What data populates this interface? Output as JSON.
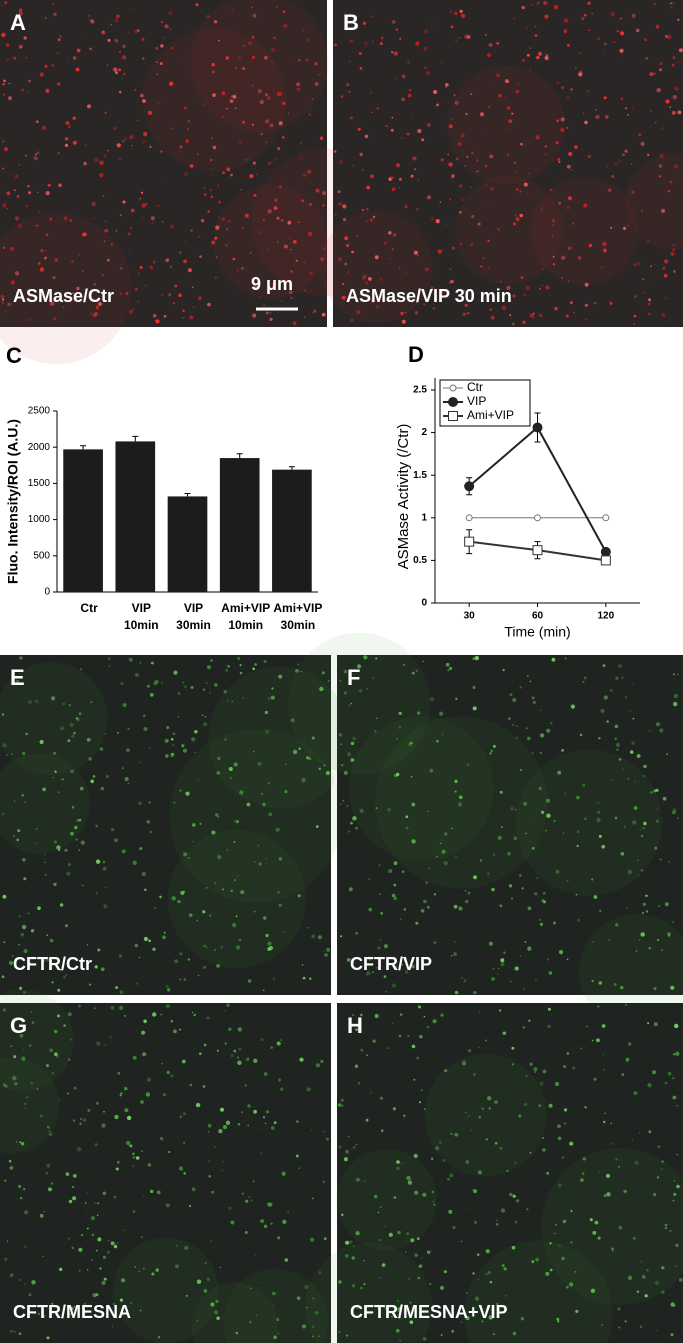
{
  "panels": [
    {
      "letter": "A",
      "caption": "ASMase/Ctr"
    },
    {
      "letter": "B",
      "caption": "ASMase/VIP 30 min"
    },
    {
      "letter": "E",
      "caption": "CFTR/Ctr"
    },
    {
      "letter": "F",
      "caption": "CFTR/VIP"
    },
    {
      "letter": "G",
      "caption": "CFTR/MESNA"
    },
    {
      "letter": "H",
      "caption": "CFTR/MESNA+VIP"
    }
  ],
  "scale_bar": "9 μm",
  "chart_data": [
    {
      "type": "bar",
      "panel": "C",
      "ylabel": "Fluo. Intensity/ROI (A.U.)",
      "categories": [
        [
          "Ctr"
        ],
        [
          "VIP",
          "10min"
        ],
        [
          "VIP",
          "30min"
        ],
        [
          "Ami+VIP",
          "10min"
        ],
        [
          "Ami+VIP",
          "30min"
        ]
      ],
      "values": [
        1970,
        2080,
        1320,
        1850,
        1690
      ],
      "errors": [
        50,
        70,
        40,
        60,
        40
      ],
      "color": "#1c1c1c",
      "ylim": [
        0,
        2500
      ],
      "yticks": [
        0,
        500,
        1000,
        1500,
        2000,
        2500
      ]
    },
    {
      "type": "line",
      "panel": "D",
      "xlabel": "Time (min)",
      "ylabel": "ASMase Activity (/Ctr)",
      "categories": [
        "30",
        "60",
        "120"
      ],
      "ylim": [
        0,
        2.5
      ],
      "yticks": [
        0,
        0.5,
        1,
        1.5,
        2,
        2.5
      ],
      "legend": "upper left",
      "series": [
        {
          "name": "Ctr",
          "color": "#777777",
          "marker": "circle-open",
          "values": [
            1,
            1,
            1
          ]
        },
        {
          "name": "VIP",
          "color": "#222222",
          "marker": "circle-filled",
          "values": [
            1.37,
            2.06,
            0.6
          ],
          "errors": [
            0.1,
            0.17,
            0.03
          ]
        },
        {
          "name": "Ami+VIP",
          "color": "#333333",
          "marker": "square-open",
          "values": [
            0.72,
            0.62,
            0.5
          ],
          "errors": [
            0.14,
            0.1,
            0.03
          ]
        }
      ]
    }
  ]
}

[WHAT YOU ARE ASKED TO DO] From the data above, gather every line that includes the word "open".

[THE REPLY]
          "marker": "circle-open",
          "marker": "square-open",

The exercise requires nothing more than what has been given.